Written task | Render every entry exactly as it appears.

Data records |
◆ ◆ ◆ ◆
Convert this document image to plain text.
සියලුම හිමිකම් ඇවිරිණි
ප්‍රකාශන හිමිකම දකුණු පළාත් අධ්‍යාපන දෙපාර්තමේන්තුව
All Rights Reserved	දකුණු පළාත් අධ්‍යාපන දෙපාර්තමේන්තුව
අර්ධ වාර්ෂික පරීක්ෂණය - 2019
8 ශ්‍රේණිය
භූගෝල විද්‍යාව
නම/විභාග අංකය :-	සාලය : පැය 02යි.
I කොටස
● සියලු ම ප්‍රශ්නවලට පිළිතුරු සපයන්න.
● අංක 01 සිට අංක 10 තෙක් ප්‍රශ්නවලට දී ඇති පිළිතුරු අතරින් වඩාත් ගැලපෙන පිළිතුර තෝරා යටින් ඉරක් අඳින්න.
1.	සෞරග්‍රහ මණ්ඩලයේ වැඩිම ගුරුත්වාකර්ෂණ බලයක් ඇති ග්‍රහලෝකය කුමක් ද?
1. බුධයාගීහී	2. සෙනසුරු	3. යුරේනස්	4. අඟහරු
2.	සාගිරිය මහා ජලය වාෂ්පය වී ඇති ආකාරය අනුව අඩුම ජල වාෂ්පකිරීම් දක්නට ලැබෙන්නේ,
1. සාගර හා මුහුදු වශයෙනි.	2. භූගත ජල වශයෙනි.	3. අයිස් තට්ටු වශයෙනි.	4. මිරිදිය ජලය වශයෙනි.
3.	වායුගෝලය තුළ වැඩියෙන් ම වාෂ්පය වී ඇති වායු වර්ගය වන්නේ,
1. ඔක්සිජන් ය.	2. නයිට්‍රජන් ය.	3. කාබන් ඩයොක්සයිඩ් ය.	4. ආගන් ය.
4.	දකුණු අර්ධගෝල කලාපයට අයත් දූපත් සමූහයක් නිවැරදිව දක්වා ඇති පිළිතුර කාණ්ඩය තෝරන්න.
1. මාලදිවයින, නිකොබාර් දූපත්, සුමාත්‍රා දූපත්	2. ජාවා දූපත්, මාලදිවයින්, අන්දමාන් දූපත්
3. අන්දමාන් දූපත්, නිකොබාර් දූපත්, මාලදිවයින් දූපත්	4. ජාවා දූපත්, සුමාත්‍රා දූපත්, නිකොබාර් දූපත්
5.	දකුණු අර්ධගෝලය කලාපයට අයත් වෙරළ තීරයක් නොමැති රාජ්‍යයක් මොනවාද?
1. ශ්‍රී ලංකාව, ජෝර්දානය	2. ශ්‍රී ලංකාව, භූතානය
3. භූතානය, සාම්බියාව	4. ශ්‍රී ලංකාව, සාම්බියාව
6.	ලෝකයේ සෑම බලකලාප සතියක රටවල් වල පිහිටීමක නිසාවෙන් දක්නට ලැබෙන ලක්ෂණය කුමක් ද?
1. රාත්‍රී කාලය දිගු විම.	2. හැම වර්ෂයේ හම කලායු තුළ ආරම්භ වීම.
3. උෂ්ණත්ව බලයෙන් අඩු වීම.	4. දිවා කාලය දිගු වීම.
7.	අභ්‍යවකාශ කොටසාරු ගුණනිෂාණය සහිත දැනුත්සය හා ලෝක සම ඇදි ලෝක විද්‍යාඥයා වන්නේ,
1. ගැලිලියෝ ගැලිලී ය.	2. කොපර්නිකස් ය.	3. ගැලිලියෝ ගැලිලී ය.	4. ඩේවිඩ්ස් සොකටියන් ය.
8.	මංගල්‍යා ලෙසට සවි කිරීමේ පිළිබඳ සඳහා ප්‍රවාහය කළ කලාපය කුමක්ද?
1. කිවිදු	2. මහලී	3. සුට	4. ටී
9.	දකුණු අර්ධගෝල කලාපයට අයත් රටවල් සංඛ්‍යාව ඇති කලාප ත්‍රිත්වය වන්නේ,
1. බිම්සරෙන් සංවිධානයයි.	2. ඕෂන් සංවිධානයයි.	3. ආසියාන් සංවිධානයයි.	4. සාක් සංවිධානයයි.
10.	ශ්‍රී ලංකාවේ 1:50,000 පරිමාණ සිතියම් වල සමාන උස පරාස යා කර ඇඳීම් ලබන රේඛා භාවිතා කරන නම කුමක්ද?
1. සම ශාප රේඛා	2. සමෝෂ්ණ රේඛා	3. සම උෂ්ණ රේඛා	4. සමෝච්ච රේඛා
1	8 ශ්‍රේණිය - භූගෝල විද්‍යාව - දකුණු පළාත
◆ ◆ ◆ ◆
Solution to this problem |
Convert this document image to plain text.
සියලුම හිමිකම් ඇවිරිණි
ප්‍රකාශන හිමිකම දකුණු පළාත් අධ්‍යාපන දෙපාර්තමේන්තුව
All Rights Reserved	දකුණු පළාත් අධ්‍යාපන දෙපාර්තමේන්තුව
අර්ධ වාර්ෂික පරීක්ෂණය - 2019
8 ශ්‍රේණිය
භූගෝල විද්‍යාව
නම/විභාග අංකය :-	සාලය : පැය 02යි.
I කොටස
● සියලු ම ප්‍රශ්නවලට පිළිතුරු සපයන්න.
● අංක 01 සිට අංක 10 තෙක් ප්‍රශ්නවලට දී ඇති පිළිතුරු අතරින් වඩාත් ගැලපෙන පිළිතුර තෝරා යටින් ඉරක් අඳින්න.
1.	සෞරග්‍රහ මණ්ඩලයේ වැඩිම ගුරුත්වාකර්ෂණ බලයක් ඇති ග්‍රහලෝකය කුමක් ද?
1. බුධයාගීහී	2. සෙනසුරු	3. යුරේනස්	4. අඟහරු
2.	සාගිරිය මහා ජලය වාෂ්පය වී ඇති ආකාරය අනුව අඩුම ජල වාෂ්පකිරීම් දක්නට ලැබෙන්නේ,
1. සාගර හා මුහුදු වශයෙනි.	2. භූගත ජල වශයෙනි.	3. අයිස් තට්ටු වශයෙනි.	4. මිරිදිය ජලය වශයෙනි.
3.	වායුගෝලය තුළ වැඩියෙන් ම වාෂ්පය වී ඇති වායු වර්ගය වන්නේ,
1. ඔක්සිජන් ය.	2. නයිට්‍රජන් ය.	3. කාබන් ඩයොක්සයිඩ් ය.	4. ආගන් ය.
4.	දකුණු අර්ධගෝල කලාපයට අයත් දූපත් සමූහයක් නිවැරදිව දක්වා ඇති පිළිතුර කාණ්ඩය තෝරන්න.
1. මාලදිවයින, නිකොබාර් දූපත්, සුමාත්‍රා දූපත්	2. ජාවා දූපත්, මාලදිවයින්, අන්දමාන් දූපත්
3. අන්දමාන් දූපත්, නිකොබාර් දූපත්, මාලදිවයින් දූපත්	4. ජාවා දූපත්, සුමාත්‍රා දූපත්, නිකොබාර් දූපත්
5.	දකුණු අර්ධගෝලය කලාපයට අයත් වෙරළ තීරයක් නොමැති රාජ්‍යයක් මොනවාද?
1. ශ්‍රී ලංකාව, ජෝර්දානය	2. ශ්‍රී ලංකාව, භූතානය
3. භූතානය, සාම්බියාව	4. ශ්‍රී ලංකාව, සාම්බියාව
6.	ලෝකයේ සෑම බලකලාප සතියක රටවල් වල පිහිටීමක නිසාවෙන් දක්නට ලැබෙන ලක්ෂණය කුමක් ද?
1. රාත්‍රී කාලය දිගු විම.	2. හැම වර්ෂයේ හම කලායු තුළ ආරම්භ වීම.
3. උෂ්ණත්ව බලයෙන් අඩු වීම.	4. දිවා කාලය දිගු වීම.
7.	අභ්‍යවකාශ කොටසාරු ගුණනිෂාණය සහිත දැනුත්සය හා ලෝක සම ඇදි ලෝක විද්‍යාඥයා වන්නේ,
1. ගැලිලියෝ ගැලිලී ය.	2. කොපර්නිකස් ය.	3. ගැලිලියෝ ගැලිලී ය.	4. ඩේවිඩ්ස් සොකටියන් ය.
8.	මංගල්‍යා ලෙසට සවි කිරීමේ පිළිබඳ සඳහා ප්‍රවාහය කළ කලාපය කුමක්ද?
1. කිවිදු	2. මහලී	3. සුට	4. ටී
9.	දකුණු අර්ධගෝල කලාපයට අයත් රටවල් සංඛ්‍යාව ඇති කලාප ත්‍රිත්වය වන්නේ,
1. බිම්සරෙන් සංවිධානයයි.	2. ඕෂන් සංවිධානයයි.	3. ආසියාන් සංවිධානයයි.	4. සාක් සංවිධානයයි.
10.	ශ්‍රී ලංකාවේ 1:50,000 පරිමාණ සිතියම් වල සමාන උස පරාස යා කර ඇඳීම් ලබන රේඛා භාවිතා කරන නම කුමක්ද?
1. සම ශාප රේඛා	2. සමෝෂ්ණ රේඛා	3. සම උෂ්ණ රේඛා	4. සමෝච්ච රේඛා
1	8 ශ්‍රේණිය - භූගෝල විද්‍යාව - දකුණු පළාත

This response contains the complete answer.